::: Data lines :::
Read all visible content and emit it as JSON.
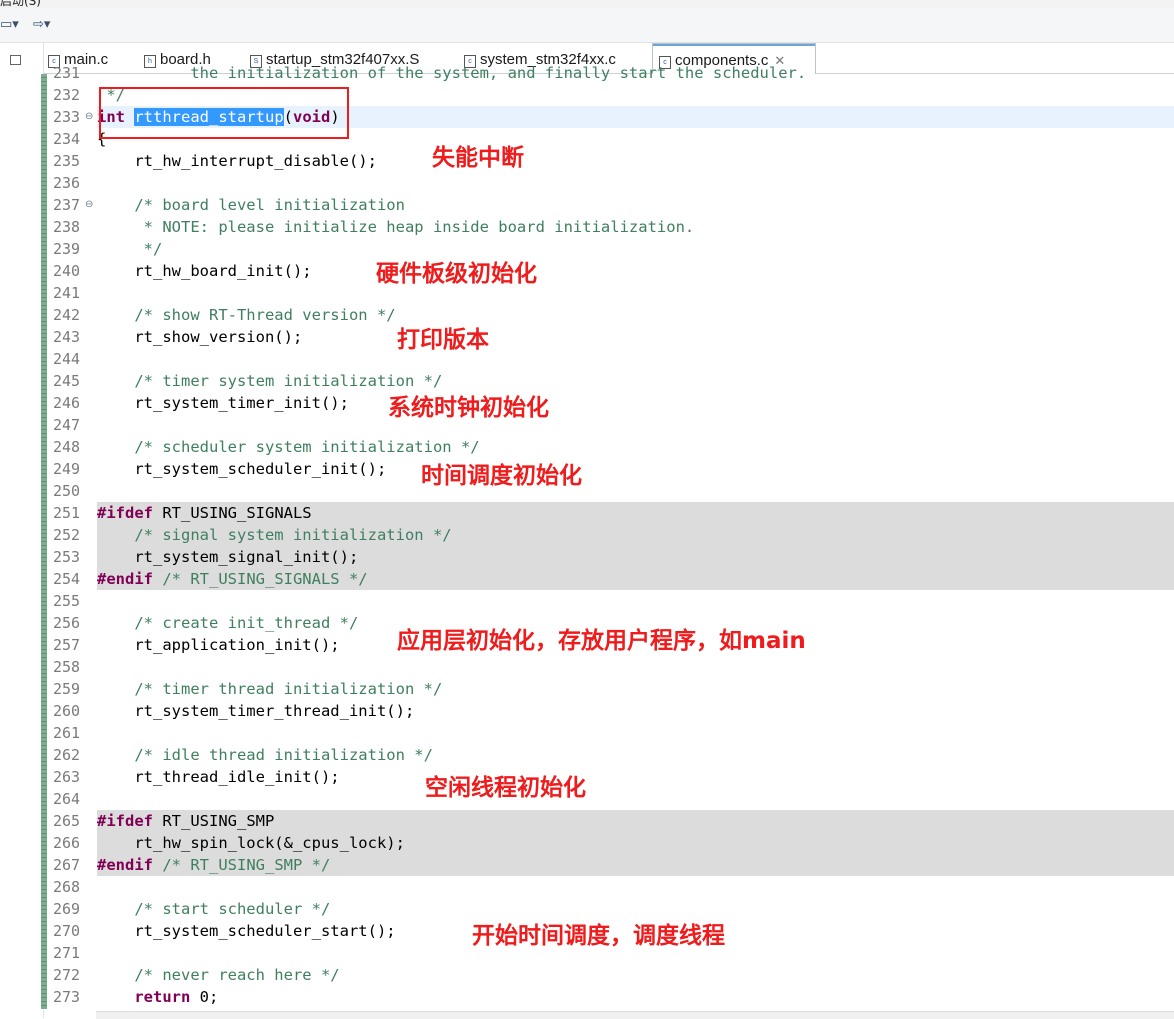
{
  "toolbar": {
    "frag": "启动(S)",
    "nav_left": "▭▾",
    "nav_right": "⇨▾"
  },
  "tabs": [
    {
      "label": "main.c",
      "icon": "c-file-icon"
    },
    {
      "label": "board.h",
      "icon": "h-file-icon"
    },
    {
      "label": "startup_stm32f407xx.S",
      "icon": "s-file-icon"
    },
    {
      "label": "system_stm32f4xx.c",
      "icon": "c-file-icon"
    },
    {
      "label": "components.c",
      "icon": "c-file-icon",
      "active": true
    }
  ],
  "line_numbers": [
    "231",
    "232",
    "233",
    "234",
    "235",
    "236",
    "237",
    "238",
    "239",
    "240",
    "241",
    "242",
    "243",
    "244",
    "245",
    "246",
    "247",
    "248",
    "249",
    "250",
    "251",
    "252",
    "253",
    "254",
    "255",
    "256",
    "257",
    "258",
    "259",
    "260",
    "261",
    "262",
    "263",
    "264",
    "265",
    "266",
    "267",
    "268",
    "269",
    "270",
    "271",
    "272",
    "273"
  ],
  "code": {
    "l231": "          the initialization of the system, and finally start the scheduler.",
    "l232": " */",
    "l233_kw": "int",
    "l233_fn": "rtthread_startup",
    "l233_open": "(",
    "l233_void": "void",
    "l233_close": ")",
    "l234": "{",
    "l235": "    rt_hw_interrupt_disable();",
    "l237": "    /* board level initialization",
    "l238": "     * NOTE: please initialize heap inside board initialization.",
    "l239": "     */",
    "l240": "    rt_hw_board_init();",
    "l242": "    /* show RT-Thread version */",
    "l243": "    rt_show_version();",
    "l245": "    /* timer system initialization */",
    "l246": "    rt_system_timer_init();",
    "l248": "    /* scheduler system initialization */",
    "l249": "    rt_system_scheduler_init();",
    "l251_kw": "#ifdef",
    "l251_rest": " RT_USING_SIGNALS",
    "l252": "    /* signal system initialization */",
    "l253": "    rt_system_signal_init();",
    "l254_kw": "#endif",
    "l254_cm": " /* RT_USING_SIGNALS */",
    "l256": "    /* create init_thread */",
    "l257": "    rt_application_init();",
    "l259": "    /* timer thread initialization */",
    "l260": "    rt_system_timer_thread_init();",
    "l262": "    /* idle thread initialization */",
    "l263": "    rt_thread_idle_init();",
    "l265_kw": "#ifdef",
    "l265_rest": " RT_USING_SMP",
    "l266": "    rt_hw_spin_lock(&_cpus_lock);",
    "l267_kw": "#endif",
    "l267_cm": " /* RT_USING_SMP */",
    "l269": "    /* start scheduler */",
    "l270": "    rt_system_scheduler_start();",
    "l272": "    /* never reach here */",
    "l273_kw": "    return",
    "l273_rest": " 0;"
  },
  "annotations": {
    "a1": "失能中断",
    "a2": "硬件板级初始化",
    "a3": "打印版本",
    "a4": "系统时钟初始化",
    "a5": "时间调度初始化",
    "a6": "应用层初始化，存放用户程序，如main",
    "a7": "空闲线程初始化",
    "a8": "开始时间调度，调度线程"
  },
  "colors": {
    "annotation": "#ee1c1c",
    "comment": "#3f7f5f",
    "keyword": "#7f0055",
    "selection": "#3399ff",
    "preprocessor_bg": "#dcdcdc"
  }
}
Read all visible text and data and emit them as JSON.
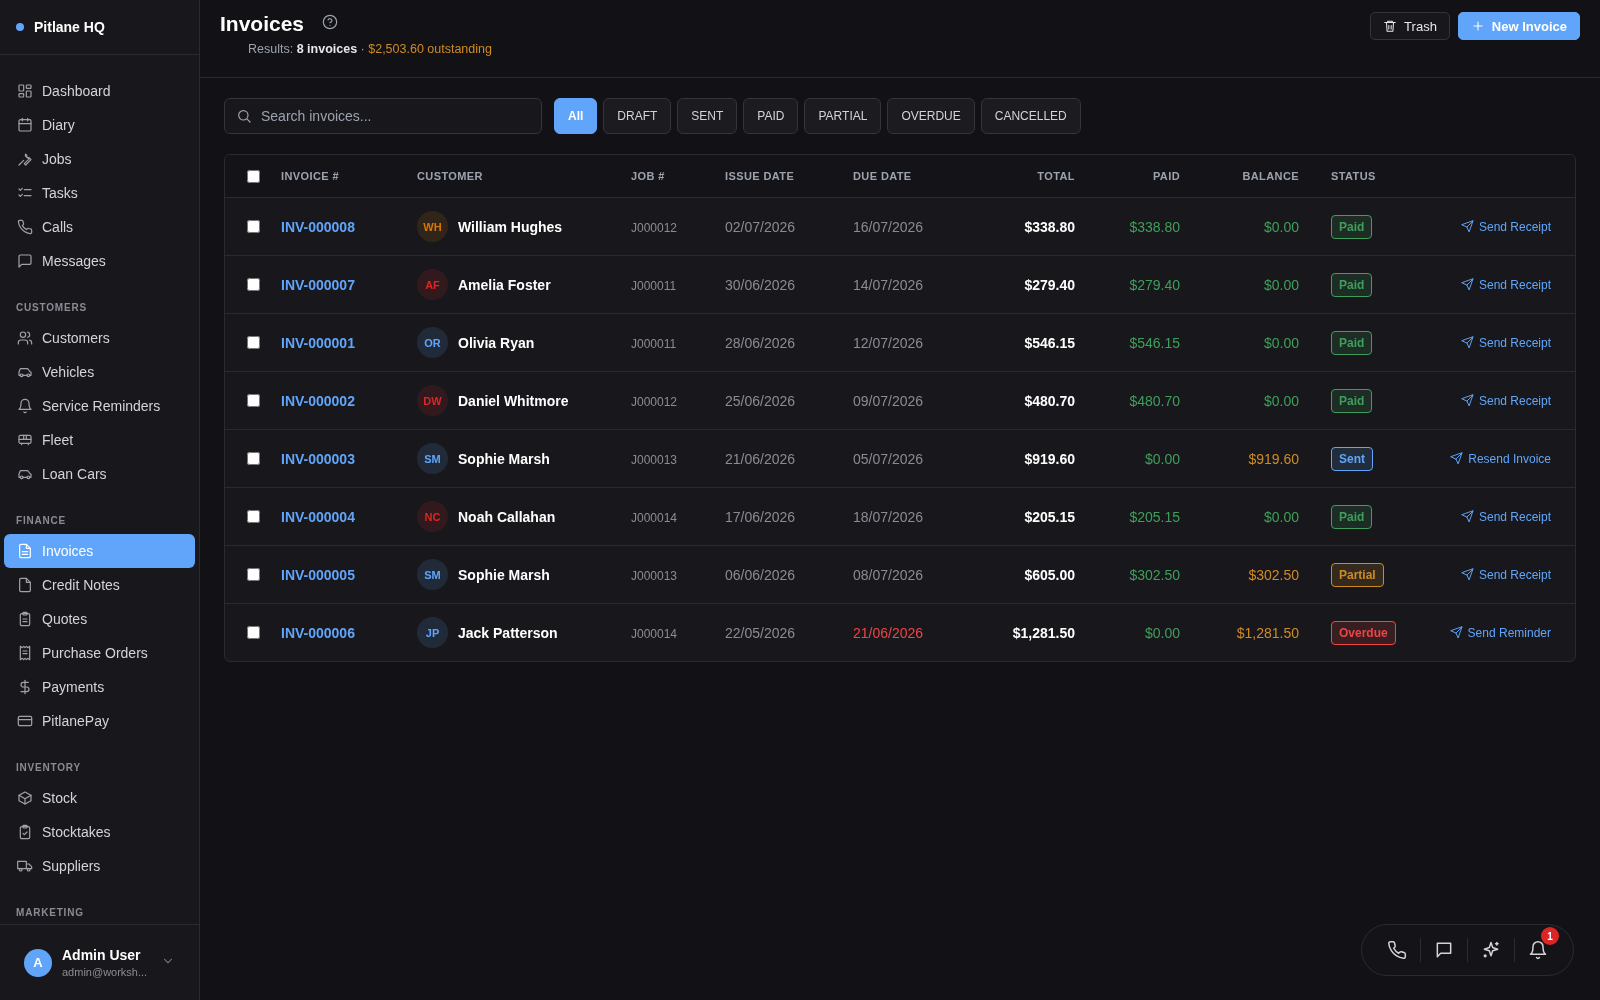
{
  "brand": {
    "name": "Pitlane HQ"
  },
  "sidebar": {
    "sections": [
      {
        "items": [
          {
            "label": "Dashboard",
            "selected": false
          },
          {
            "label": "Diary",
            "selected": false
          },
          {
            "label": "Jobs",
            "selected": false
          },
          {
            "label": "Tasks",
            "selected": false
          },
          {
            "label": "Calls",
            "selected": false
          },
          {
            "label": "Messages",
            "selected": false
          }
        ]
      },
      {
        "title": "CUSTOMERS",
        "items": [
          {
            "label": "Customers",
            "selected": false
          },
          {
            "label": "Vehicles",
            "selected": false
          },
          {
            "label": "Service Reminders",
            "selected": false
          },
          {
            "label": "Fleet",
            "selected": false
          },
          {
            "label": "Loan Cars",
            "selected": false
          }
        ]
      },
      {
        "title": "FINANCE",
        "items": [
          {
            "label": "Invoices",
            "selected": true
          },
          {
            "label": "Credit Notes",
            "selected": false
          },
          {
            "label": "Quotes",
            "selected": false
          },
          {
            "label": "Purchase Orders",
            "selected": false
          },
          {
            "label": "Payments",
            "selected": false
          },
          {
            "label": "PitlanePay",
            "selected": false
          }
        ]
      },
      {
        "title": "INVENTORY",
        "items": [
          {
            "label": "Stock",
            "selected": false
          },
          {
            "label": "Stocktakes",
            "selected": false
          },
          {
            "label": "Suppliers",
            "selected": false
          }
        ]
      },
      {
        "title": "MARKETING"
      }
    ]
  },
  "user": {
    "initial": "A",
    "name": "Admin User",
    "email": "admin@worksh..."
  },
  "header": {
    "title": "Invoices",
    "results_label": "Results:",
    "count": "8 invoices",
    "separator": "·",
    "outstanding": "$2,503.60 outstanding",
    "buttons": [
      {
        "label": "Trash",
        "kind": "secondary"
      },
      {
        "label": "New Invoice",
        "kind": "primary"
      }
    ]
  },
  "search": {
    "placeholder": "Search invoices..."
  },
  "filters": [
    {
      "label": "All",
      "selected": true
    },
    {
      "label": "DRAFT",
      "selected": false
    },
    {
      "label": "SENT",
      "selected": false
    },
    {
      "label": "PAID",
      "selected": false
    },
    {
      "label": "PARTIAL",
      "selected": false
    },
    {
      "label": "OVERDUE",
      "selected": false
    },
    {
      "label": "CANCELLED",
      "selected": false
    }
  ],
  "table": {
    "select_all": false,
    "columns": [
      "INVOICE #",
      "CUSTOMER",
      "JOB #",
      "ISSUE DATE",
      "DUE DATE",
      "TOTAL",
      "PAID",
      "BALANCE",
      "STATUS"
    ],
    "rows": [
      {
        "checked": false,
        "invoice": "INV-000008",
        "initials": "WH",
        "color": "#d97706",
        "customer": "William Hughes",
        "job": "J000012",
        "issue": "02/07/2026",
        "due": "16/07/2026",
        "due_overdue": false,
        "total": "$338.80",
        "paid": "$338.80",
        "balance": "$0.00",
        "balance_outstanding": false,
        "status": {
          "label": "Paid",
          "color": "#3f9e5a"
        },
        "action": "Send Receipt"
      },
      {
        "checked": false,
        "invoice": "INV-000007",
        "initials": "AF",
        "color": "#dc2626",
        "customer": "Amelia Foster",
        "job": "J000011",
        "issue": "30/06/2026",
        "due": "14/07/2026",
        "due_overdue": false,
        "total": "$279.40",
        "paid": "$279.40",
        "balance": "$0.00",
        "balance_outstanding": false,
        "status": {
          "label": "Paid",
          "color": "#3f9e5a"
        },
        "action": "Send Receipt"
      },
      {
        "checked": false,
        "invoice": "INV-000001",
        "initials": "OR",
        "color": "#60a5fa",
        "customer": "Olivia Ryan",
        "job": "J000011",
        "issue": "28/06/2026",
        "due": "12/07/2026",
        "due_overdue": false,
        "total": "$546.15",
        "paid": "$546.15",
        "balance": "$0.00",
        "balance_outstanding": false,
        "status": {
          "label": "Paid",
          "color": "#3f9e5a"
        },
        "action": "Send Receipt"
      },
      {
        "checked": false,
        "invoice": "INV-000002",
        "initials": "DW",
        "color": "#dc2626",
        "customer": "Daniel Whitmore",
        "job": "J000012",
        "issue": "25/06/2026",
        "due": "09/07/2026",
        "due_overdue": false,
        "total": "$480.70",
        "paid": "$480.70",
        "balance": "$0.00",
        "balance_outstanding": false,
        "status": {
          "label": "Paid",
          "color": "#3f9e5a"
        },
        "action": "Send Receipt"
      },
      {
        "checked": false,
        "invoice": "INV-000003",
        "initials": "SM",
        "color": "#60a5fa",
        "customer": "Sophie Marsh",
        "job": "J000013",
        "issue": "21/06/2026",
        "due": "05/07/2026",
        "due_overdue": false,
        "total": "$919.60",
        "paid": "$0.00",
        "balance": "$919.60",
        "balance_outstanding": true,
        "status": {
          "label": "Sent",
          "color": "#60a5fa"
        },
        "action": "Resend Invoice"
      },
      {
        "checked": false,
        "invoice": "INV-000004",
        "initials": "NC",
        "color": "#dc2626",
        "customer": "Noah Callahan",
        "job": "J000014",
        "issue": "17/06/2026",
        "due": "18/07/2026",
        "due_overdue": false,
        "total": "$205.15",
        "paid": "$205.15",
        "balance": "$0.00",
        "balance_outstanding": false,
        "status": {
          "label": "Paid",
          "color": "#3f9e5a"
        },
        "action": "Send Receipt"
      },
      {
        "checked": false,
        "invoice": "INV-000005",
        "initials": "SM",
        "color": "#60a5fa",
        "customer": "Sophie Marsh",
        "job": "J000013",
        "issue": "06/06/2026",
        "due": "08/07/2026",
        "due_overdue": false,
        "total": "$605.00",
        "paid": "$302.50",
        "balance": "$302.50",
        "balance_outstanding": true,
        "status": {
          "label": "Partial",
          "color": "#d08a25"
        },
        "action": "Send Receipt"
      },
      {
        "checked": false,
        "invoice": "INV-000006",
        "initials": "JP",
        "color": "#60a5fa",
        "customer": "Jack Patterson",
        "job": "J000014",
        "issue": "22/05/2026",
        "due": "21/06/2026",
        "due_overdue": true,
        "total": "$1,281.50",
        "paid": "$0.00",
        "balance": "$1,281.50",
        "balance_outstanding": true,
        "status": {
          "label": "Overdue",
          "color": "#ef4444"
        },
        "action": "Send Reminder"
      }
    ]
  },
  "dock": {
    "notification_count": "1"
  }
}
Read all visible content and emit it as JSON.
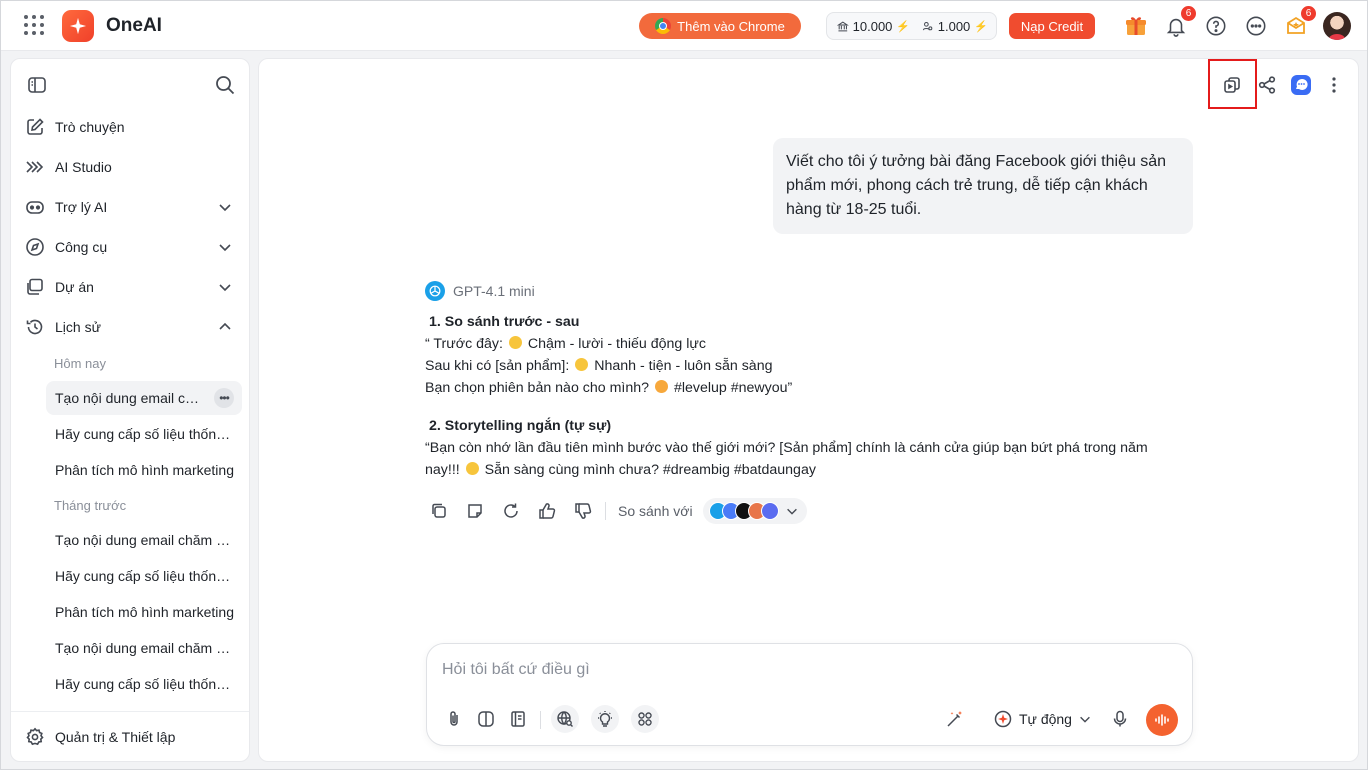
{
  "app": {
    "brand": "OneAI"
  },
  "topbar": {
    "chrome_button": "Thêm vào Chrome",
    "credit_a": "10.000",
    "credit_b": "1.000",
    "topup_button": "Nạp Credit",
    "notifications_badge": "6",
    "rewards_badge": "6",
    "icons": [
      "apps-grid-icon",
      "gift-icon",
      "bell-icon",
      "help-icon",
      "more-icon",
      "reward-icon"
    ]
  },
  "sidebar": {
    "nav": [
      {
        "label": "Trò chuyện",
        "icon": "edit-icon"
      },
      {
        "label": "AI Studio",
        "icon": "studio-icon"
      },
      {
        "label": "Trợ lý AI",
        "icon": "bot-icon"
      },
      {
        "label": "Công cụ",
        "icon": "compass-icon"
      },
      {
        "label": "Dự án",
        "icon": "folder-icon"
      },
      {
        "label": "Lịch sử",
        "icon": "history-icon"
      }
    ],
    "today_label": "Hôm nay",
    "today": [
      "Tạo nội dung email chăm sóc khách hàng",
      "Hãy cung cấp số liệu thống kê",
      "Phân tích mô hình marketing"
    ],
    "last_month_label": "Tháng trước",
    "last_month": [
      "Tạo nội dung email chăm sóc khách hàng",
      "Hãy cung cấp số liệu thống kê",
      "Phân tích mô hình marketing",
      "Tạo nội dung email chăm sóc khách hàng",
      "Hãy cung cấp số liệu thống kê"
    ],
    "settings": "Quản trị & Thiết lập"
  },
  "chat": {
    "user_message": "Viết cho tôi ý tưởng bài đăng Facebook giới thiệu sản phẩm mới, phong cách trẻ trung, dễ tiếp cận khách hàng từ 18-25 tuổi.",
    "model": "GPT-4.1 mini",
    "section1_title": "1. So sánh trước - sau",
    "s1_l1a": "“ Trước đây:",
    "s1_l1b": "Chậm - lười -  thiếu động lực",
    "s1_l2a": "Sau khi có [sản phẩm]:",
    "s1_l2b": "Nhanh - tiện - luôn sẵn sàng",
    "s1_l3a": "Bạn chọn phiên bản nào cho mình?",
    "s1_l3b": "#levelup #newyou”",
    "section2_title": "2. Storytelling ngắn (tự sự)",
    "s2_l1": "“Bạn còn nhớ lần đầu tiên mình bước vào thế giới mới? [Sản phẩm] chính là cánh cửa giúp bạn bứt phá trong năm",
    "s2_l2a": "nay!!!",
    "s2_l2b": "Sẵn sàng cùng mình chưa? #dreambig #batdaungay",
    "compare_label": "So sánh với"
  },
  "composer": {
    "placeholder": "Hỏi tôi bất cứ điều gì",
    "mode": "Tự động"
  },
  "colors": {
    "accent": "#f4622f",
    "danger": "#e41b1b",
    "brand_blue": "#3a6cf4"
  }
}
:::
● **Work to be completed**: Lines from the records above that hold "placeholder" are the ones to list.

● **Task result**:
    "placeholder": "Search invoices..."
    "placeholder": "Hỏi tôi bất cứ điều gì",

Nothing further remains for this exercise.